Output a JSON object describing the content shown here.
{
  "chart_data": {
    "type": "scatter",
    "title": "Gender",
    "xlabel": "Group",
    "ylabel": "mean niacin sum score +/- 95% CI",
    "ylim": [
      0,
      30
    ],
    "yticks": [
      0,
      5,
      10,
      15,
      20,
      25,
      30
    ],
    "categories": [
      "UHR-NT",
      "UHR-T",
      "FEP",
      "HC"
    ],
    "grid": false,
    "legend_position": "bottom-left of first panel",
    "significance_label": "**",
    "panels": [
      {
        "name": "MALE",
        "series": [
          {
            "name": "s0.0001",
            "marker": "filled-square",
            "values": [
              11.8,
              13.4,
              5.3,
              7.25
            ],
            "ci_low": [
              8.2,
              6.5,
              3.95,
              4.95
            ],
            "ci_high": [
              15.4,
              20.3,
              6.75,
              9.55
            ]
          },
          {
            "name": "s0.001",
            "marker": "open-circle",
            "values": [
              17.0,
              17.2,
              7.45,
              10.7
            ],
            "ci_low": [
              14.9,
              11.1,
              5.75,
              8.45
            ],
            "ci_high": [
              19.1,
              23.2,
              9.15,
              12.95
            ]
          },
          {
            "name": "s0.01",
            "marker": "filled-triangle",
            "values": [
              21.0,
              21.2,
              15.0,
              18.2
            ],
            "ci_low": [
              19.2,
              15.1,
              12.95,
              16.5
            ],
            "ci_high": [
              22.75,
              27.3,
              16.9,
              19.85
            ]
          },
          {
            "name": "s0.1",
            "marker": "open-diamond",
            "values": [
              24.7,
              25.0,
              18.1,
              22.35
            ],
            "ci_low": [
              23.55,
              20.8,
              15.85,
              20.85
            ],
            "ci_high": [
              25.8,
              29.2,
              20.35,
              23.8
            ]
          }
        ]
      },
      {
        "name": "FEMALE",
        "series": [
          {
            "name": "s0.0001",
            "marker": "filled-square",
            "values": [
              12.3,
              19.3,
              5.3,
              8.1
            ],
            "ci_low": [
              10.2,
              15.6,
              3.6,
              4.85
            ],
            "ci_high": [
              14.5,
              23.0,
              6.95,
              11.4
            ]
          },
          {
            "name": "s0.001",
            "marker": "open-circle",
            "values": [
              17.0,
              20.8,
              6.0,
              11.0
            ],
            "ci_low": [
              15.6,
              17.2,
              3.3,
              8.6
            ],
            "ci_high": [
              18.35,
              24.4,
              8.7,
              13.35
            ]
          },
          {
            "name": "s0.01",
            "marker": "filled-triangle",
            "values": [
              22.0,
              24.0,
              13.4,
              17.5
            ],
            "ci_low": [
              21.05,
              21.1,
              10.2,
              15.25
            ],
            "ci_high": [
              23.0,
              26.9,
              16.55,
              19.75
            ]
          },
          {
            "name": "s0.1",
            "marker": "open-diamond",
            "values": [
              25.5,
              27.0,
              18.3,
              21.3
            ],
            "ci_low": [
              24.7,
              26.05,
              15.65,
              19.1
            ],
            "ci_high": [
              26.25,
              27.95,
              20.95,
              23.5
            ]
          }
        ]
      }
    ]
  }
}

---

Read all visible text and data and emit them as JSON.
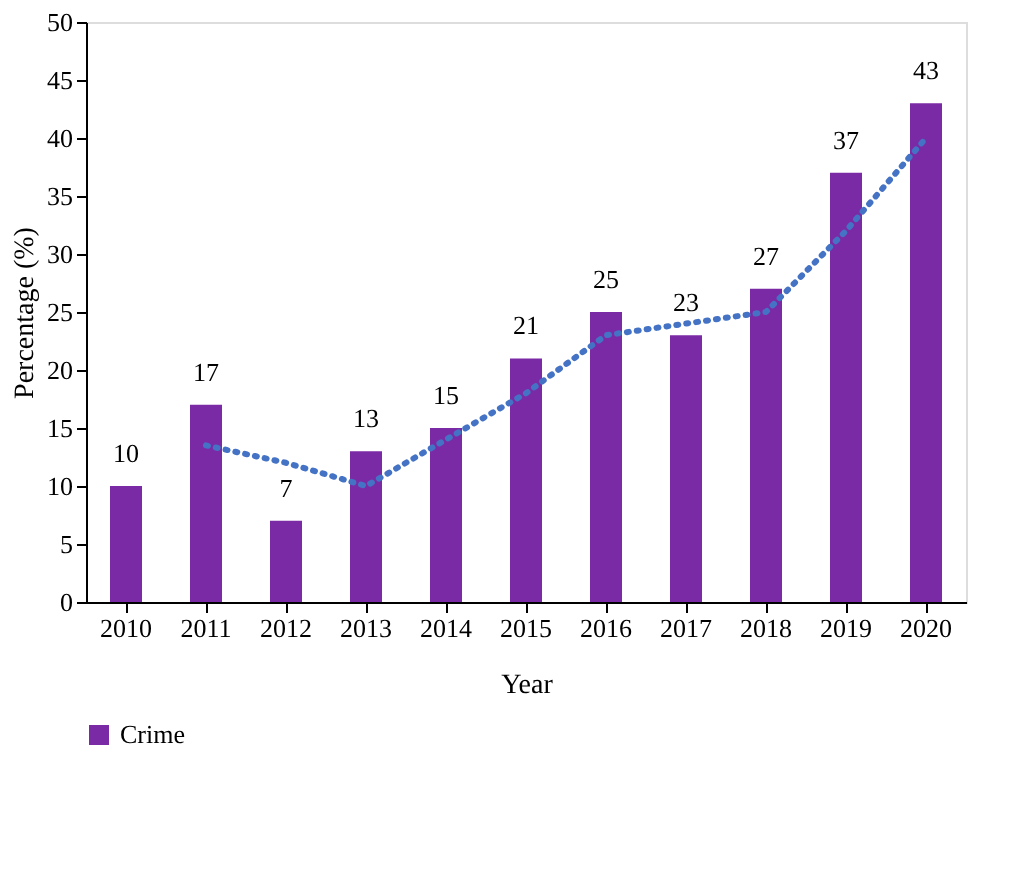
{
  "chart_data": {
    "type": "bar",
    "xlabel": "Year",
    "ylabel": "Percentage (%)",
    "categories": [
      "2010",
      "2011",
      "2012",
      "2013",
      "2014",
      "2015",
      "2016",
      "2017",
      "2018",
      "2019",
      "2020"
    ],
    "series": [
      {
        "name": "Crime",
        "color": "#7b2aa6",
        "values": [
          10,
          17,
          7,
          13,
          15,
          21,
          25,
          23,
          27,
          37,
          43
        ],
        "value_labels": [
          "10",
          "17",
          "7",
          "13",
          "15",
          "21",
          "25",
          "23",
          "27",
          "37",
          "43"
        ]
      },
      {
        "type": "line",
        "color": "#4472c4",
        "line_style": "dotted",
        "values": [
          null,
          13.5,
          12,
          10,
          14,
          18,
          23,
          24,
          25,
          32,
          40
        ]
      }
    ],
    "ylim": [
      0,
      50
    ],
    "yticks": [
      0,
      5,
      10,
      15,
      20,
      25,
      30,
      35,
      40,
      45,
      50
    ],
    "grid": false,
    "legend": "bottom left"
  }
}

---

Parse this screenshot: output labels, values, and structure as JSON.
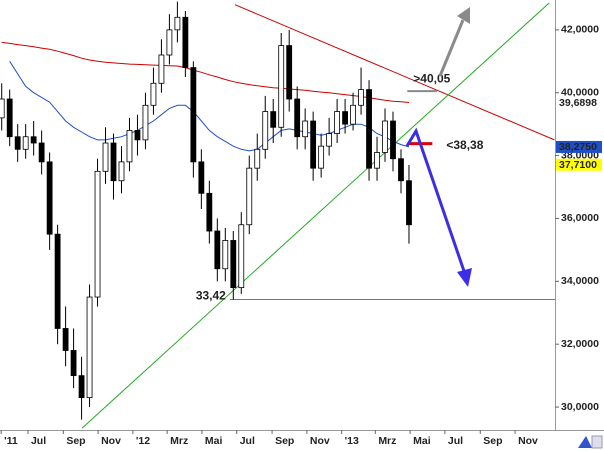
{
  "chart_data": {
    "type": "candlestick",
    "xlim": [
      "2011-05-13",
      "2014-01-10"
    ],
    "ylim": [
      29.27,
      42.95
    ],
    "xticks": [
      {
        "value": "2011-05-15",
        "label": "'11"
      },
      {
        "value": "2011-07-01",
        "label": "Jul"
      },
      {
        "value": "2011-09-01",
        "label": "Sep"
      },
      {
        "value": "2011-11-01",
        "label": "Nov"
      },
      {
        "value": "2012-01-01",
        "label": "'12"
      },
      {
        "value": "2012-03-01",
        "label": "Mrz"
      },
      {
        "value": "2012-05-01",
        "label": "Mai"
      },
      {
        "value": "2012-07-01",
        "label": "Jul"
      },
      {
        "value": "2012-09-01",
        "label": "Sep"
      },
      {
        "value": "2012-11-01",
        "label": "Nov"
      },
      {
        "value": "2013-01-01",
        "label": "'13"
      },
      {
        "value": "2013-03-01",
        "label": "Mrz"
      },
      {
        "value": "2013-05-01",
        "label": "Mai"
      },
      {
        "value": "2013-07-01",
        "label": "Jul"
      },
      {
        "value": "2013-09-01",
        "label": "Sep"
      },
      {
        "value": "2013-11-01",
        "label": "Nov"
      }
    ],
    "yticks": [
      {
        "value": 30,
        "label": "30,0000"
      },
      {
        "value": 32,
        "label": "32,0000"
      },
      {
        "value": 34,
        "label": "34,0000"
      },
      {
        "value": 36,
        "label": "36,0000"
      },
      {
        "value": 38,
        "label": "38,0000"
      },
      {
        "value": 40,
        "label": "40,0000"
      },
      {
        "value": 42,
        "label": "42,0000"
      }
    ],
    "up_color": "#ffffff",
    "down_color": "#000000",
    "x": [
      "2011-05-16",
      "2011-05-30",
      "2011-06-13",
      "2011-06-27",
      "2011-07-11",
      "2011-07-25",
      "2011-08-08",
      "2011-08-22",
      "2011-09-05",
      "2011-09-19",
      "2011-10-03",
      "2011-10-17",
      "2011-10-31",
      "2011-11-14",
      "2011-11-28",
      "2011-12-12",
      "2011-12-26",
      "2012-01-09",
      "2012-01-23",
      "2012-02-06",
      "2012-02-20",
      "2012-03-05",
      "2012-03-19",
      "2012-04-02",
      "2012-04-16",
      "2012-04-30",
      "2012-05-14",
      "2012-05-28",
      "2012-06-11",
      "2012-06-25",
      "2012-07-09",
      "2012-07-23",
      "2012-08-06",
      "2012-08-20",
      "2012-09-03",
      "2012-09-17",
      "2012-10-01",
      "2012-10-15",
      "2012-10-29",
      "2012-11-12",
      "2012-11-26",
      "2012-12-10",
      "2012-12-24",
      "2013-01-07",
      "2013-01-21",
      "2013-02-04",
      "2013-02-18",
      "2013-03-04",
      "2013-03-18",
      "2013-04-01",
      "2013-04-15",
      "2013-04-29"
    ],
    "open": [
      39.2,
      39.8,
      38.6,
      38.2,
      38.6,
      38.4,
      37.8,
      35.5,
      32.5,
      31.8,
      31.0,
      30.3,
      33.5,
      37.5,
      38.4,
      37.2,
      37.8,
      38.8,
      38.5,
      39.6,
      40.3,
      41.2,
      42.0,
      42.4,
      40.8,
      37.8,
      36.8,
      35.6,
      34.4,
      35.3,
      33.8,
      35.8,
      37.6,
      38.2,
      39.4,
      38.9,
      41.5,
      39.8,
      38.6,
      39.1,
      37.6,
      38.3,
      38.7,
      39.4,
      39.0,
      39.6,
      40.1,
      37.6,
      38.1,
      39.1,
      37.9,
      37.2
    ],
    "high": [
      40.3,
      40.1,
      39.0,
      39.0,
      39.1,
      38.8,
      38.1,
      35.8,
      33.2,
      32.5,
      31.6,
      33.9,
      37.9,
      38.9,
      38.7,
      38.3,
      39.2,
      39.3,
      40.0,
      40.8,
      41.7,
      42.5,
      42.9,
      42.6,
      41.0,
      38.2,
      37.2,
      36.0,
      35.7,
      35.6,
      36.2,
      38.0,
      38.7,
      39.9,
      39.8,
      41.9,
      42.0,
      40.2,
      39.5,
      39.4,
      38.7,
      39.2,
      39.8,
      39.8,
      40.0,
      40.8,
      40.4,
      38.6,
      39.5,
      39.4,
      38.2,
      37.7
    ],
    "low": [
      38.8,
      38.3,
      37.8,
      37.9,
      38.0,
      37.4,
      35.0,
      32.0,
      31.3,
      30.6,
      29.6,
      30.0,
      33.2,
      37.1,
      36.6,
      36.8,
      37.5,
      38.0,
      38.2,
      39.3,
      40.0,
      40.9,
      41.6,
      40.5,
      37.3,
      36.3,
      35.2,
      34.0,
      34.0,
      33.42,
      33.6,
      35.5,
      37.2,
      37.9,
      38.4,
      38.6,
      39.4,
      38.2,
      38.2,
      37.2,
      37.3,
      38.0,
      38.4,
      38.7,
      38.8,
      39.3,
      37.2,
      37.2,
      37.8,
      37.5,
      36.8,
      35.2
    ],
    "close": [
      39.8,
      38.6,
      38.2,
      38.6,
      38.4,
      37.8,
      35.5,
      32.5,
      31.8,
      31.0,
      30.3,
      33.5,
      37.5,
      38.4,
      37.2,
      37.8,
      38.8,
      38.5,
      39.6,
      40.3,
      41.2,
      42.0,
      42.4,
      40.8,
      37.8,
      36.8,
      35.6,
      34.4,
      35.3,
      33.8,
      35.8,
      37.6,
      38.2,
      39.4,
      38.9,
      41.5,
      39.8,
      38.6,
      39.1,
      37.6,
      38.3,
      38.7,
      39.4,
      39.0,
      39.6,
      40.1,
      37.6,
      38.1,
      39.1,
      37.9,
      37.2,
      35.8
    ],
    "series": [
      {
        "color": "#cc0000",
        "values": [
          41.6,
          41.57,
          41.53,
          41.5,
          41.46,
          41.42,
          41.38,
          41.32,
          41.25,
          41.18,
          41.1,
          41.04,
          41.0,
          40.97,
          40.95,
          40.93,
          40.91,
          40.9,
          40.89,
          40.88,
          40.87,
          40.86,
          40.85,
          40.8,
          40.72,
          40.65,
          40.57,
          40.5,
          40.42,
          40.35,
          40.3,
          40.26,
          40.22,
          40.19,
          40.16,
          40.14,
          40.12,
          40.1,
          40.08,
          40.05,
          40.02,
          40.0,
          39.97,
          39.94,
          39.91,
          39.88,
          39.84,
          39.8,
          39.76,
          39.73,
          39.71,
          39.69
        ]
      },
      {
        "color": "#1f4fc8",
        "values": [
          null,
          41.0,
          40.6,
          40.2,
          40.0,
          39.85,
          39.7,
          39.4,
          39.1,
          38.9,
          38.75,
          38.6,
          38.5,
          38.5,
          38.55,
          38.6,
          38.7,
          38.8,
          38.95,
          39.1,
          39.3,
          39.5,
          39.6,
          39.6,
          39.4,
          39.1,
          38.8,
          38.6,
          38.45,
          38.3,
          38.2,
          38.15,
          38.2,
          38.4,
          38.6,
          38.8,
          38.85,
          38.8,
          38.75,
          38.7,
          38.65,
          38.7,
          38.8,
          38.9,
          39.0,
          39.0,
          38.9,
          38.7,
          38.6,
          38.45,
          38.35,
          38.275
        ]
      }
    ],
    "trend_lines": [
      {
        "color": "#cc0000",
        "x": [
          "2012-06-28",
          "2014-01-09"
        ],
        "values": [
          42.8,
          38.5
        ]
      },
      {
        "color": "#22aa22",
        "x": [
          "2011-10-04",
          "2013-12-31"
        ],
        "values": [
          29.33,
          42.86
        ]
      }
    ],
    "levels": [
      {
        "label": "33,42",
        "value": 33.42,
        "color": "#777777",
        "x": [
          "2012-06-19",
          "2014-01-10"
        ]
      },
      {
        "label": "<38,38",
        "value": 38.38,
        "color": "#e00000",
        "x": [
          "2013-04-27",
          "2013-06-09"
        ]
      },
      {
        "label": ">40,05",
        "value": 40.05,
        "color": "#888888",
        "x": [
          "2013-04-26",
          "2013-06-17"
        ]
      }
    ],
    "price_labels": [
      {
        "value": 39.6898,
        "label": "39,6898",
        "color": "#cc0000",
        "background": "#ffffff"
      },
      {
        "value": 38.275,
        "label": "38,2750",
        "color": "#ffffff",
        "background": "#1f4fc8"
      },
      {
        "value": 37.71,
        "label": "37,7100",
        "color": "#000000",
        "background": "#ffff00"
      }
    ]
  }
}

→ What you should do:
Copy out every line of the data that includes the word "bottom".

→ Exercise result:
    "legend_position": "bottom-left of first panel",
    "legend": "bottom left"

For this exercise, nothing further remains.